» **Set problem**
Please output the lines shown below exactly as they appear.

Dataset items
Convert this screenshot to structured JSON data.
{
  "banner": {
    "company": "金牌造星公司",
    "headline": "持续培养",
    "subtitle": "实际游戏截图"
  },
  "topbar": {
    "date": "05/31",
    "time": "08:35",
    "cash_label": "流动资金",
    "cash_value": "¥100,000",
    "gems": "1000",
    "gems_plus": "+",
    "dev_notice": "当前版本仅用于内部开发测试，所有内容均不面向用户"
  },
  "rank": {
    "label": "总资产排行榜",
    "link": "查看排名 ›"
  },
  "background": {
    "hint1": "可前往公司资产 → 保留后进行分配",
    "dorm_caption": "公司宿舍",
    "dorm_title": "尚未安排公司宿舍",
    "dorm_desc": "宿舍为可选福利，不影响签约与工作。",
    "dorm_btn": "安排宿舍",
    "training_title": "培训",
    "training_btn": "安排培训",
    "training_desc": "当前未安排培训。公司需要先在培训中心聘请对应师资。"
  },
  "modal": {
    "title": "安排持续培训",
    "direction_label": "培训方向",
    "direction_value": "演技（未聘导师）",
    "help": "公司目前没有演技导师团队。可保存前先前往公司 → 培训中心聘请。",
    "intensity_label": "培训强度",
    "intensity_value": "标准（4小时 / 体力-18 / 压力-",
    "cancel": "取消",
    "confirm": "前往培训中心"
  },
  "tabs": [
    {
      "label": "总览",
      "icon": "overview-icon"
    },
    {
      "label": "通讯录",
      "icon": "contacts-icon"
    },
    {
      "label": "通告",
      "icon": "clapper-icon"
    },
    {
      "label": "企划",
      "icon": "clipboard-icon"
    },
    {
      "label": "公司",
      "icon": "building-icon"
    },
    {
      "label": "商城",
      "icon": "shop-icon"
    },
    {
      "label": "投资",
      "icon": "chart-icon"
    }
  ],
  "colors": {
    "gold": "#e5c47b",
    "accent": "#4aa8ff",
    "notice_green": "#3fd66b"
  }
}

» **Answer to the task**
Convert this screenshot to structured JSON data.
{
  "banner": {
    "company": "金牌造星公司",
    "headline": "持续培养",
    "subtitle": "实际游戏截图"
  },
  "topbar": {
    "date": "05/31",
    "time": "08:35",
    "cash_label": "流动资金",
    "cash_value": "¥100,000",
    "gems": "1000",
    "gems_plus": "+",
    "dev_notice": "当前版本仅用于内部开发测试，所有内容均不面向用户"
  },
  "rank": {
    "label": "总资产排行榜",
    "link": "查看排名 ›"
  },
  "background": {
    "hint1": "可前往公司资产 → 保留后进行分配",
    "dorm_caption": "公司宿舍",
    "dorm_title": "尚未安排公司宿舍",
    "dorm_desc": "宿舍为可选福利，不影响签约与工作。",
    "dorm_btn": "安排宿舍",
    "training_title": "培训",
    "training_btn": "安排培训",
    "training_desc": "当前未安排培训。公司需要先在培训中心聘请对应师资。"
  },
  "modal": {
    "title": "安排持续培训",
    "direction_label": "培训方向",
    "direction_value": "演技（未聘导师）",
    "help": "公司目前没有演技导师团队。可保存前先前往公司 → 培训中心聘请。",
    "intensity_label": "培训强度",
    "intensity_value": "标准（4小时 / 体力-18 / 压力-",
    "cancel": "取消",
    "confirm": "前往培训中心"
  },
  "tabs": [
    {
      "label": "总览",
      "icon": "overview-icon"
    },
    {
      "label": "通讯录",
      "icon": "contacts-icon"
    },
    {
      "label": "通告",
      "icon": "clapper-icon"
    },
    {
      "label": "企划",
      "icon": "clipboard-icon"
    },
    {
      "label": "公司",
      "icon": "building-icon"
    },
    {
      "label": "商城",
      "icon": "shop-icon"
    },
    {
      "label": "投资",
      "icon": "chart-icon"
    }
  ],
  "colors": {
    "gold": "#e5c47b",
    "accent": "#4aa8ff",
    "notice_green": "#3fd66b"
  }
}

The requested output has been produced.